##### Source material
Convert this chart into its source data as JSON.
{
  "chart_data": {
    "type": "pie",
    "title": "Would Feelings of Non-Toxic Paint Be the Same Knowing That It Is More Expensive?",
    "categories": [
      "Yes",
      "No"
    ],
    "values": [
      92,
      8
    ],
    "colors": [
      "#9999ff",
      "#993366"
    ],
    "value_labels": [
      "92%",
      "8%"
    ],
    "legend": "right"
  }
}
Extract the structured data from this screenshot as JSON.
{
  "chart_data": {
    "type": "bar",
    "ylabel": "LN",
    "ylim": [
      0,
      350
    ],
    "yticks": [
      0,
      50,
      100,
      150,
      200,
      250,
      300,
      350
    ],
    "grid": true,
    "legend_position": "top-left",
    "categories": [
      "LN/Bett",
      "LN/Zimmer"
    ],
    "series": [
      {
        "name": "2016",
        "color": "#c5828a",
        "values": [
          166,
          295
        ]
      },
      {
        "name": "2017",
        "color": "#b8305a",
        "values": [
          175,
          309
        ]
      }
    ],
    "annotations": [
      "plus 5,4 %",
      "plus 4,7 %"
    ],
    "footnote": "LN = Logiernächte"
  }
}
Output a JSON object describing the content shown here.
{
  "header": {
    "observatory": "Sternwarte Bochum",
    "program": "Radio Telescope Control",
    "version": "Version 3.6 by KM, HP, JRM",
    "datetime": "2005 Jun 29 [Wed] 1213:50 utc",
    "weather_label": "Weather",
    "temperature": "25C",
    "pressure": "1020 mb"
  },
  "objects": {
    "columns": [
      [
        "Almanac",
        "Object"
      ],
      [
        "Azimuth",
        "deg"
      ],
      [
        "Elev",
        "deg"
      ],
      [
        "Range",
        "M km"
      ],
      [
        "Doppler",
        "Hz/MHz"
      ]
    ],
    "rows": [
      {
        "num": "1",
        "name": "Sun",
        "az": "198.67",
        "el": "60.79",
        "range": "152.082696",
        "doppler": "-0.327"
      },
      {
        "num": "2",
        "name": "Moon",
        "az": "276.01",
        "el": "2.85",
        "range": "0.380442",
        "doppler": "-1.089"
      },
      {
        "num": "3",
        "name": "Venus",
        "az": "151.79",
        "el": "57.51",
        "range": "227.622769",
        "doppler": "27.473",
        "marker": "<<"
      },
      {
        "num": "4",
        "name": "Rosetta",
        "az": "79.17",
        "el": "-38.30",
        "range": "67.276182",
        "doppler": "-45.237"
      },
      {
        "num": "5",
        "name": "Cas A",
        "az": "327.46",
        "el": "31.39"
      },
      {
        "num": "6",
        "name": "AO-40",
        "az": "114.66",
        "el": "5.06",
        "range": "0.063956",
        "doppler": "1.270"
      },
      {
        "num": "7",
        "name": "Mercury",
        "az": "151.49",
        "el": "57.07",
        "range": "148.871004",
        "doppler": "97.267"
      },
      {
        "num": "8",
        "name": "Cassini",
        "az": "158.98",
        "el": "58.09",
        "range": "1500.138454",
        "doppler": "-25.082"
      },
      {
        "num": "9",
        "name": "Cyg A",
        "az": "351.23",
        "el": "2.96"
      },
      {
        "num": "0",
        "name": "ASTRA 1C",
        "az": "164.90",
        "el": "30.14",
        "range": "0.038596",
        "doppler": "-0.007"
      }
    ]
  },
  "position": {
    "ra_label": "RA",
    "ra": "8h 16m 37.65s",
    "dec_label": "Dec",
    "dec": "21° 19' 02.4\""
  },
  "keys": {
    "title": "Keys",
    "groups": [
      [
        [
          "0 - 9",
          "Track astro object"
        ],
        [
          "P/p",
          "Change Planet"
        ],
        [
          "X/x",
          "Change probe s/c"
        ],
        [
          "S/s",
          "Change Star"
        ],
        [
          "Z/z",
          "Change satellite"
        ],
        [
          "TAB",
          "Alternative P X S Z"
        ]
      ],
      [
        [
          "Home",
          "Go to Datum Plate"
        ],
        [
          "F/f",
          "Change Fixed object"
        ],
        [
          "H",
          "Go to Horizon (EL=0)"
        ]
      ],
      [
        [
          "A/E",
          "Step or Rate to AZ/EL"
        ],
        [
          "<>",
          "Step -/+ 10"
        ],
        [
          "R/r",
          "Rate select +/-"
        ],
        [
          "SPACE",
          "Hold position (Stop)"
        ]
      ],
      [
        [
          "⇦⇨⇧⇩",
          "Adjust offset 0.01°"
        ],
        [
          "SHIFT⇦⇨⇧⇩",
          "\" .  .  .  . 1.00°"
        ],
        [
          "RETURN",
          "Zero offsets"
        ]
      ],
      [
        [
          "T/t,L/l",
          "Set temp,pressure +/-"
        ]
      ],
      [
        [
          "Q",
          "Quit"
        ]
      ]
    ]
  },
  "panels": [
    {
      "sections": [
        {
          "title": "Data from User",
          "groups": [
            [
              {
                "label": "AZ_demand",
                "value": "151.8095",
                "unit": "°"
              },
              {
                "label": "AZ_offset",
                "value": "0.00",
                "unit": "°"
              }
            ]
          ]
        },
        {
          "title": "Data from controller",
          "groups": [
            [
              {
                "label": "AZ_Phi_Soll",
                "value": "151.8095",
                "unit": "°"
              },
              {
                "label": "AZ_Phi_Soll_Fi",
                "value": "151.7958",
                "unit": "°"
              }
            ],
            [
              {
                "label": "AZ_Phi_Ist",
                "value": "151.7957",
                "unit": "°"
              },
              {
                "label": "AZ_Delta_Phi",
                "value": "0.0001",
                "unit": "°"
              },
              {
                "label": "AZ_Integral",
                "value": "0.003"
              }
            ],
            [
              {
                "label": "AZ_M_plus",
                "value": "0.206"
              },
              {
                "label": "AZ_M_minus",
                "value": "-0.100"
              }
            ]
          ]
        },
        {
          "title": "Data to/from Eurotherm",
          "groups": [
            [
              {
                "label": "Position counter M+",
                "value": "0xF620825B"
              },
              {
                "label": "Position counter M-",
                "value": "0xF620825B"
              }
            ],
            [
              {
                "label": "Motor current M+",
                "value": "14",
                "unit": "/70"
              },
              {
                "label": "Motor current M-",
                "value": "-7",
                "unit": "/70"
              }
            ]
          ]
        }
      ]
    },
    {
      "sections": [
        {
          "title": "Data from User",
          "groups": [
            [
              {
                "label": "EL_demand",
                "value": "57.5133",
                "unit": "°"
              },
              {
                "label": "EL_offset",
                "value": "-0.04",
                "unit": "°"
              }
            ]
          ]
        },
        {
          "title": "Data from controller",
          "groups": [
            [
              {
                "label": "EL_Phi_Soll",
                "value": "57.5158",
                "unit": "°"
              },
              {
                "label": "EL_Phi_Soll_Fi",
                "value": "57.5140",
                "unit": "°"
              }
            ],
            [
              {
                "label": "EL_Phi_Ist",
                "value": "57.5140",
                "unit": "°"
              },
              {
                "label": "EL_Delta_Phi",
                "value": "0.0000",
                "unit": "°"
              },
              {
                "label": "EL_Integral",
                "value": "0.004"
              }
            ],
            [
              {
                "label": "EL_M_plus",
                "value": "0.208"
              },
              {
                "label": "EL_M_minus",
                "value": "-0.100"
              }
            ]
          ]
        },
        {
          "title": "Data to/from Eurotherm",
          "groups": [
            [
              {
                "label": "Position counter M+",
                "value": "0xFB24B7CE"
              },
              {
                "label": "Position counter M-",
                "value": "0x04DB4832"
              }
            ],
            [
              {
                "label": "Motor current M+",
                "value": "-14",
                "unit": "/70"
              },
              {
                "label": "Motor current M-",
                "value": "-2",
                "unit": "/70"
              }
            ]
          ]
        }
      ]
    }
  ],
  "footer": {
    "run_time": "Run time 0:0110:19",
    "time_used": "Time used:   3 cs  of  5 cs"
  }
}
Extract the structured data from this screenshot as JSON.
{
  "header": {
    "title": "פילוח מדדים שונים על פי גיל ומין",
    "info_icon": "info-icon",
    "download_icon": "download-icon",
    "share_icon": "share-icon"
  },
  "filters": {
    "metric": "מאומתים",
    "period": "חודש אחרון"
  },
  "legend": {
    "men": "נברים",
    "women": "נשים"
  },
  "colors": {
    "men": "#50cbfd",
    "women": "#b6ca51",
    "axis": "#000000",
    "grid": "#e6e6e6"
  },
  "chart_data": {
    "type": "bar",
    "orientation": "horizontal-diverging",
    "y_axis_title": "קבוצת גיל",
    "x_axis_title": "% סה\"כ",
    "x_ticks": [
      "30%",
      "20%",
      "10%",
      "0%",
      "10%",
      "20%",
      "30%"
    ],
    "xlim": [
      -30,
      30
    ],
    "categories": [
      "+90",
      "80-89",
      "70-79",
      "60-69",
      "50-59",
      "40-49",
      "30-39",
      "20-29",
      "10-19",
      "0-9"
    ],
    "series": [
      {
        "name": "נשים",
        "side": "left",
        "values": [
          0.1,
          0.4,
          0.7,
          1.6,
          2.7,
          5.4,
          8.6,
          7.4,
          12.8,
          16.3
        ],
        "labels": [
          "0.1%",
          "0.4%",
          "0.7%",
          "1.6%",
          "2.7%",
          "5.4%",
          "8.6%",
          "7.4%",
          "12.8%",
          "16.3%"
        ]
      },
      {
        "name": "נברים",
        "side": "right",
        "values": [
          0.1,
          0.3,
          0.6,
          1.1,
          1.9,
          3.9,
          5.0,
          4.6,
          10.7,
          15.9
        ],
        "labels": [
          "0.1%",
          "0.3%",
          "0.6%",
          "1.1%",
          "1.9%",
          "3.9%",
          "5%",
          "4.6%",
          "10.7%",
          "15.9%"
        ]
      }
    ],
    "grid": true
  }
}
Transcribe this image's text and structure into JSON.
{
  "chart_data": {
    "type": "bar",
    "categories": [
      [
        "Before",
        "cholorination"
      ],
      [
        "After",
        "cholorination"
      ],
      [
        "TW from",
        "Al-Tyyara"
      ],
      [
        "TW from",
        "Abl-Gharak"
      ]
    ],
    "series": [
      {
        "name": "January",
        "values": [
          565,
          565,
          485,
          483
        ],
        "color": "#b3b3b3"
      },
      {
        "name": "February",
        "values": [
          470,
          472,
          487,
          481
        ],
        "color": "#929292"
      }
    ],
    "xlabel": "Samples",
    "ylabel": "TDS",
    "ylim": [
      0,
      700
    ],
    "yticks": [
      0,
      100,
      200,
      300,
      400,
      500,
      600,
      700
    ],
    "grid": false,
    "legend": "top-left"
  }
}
##########
_The exercise_
Search the data above for the string "into" and return every line that has it.

_The completed task_
Convert this chart into its source data as JSON.
Transcribe this image's text and structure into JSON.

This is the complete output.